§ **Challenge**
Transcribe the listing in full, excluding any pictures.
>>>
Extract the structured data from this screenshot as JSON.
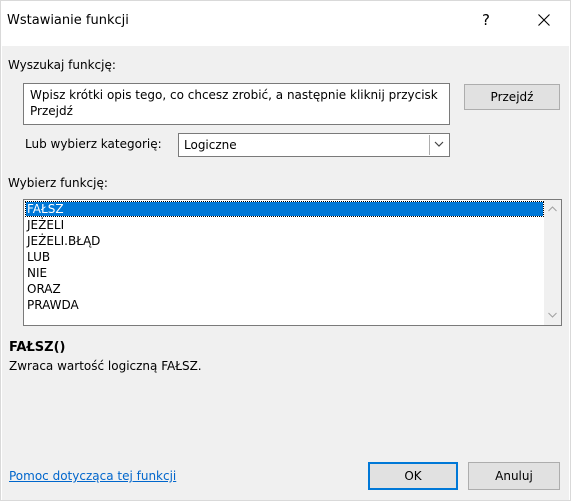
{
  "window": {
    "title": "Wstawianie funkcji",
    "help_glyph": "?",
    "close_glyph": "✕"
  },
  "search": {
    "label": "Wyszukaj funkcję:",
    "value": "Wpisz krótki opis tego, co chcesz zrobić, a następnie kliknij przycisk Przejdź",
    "go_button": "Przejdź"
  },
  "category": {
    "label": "Lub wybierz kategorię:",
    "selected": "Logiczne"
  },
  "functions": {
    "label": "Wybierz funkcję:",
    "items": [
      "FAŁSZ",
      "JEŻELI",
      "JEŻELI.BŁĄD",
      "LUB",
      "NIE",
      "ORAZ",
      "PRAWDA"
    ],
    "selected_index": 0
  },
  "details": {
    "signature": "FAŁSZ()",
    "description": "Zwraca wartość logiczną FAŁSZ."
  },
  "footer": {
    "help_link": "Pomoc dotycząca tej funkcji",
    "ok": "OK",
    "cancel": "Anuluj"
  },
  "colors": {
    "accent": "#0078d7",
    "link": "#0066cc",
    "dialog_bg": "#f0f0f0"
  }
}
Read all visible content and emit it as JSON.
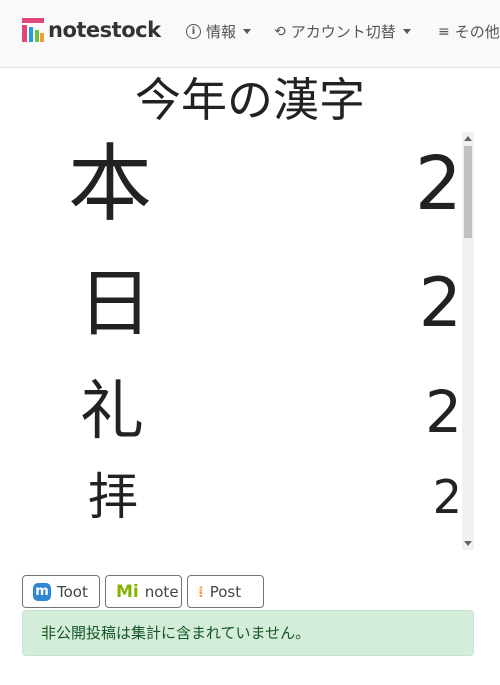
{
  "navbar": {
    "brand": "notestock",
    "items": [
      {
        "label": "情報",
        "icon": "info-icon"
      },
      {
        "label": "アカウント切替",
        "icon": "account-switch-icon"
      },
      {
        "label": "その他",
        "icon": "menu-icon"
      }
    ]
  },
  "page": {
    "title": "今年の漢字"
  },
  "kanji_list": [
    {
      "kanji": "本",
      "count": "2"
    },
    {
      "kanji": "日",
      "count": "2"
    },
    {
      "kanji": "礼",
      "count": "2"
    },
    {
      "kanji": "拝",
      "count": "2"
    }
  ],
  "share": {
    "toot": "Toot",
    "note": "note",
    "post": "Post"
  },
  "alert": {
    "message": "非公開投稿は集計に含まれていません。"
  },
  "colors": {
    "alert_bg": "#d4edda",
    "alert_text": "#155724",
    "brand_pink": "#e0457b",
    "mastodon_blue": "#3088d4",
    "misskey_green": "#86b300"
  }
}
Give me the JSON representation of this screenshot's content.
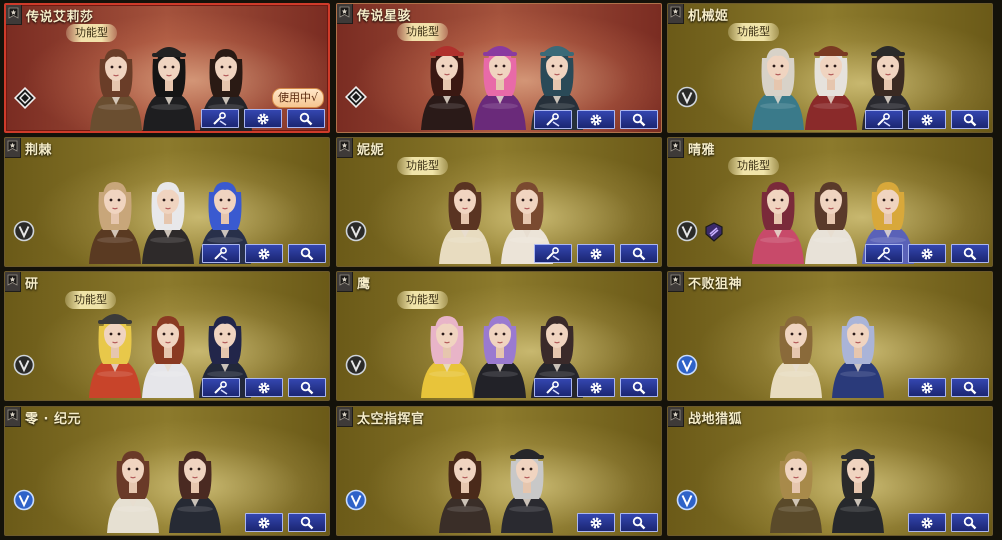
<<<
§ **Completed exercise**
Extract the structured data from this screenshot as JSON.
{
  "window": {
    "title": "Wstawianie funkcji",
    "help_glyph": "?",
    "close_glyph": "✕"
  },
  "search": {
    "label": "Wyszukaj funkcję:",
    "value": "Wpisz krótki opis tego, co chcesz zrobić, a następnie kliknij przycisk Przejdź",
    "go_button": "Przejdź"
  },
  "category": {
    "label": "Lub wybierz kategorię:",
    "selected": "Logiczne"
  },
  "functions": {
    "label": "Wybierz funkcję:",
    "items": [
      "FAŁSZ",
      "JEŻELI",
      "JEŻELI.BŁĄD",
      "LUB",
      "NIE",
      "ORAZ",
      "PRAWDA"
    ],
    "selected_index": 0
  },
  "details": {
    "signature": "FAŁSZ()",
    "description": "Zwraca wartość logiczną FAŁSZ."
  },
  "footer": {
    "help_link": "Pomoc dotycząca tej funkcji",
    "ok": "OK",
    "cancel": "Anuluj"
  },
  "colors": {
    "accent": "#0078d7",
    "link": "#0066cc",
    "dialog_bg": "#f0f0f0"
  }
}
Read all visible content and emit it as JSON.
{
  "navbar": {
    "brand": "notestock",
    "items": [
      {
        "label": "情報",
        "icon": "info-icon"
      },
      {
        "label": "アカウント切替",
        "icon": "account-switch-icon"
      },
      {
        "label": "その他",
        "icon": "menu-icon"
      }
    ]
  },
  "page": {
    "title": "今年の漢字"
  },
  "kanji_list": [
    {
      "kanji": "本",
      "count": "2"
    },
    {
      "kanji": "日",
      "count": "2"
    },
    {
      "kanji": "礼",
      "count": "2"
    },
    {
      "kanji": "拝",
      "count": "2"
    }
  ],
  "share": {
    "toot": "Toot",
    "note": "note",
    "post": "Post"
  },
  "alert": {
    "message": "非公開投稿は集計に含まれていません。"
  },
  "colors": {
    "alert_bg": "#d4edda",
    "alert_text": "#155724",
    "brand_pink": "#e0457b",
    "mastodon_blue": "#3088d4",
    "misskey_green": "#86b300"
  }
}
Give me the JSON representation of this screenshot's content.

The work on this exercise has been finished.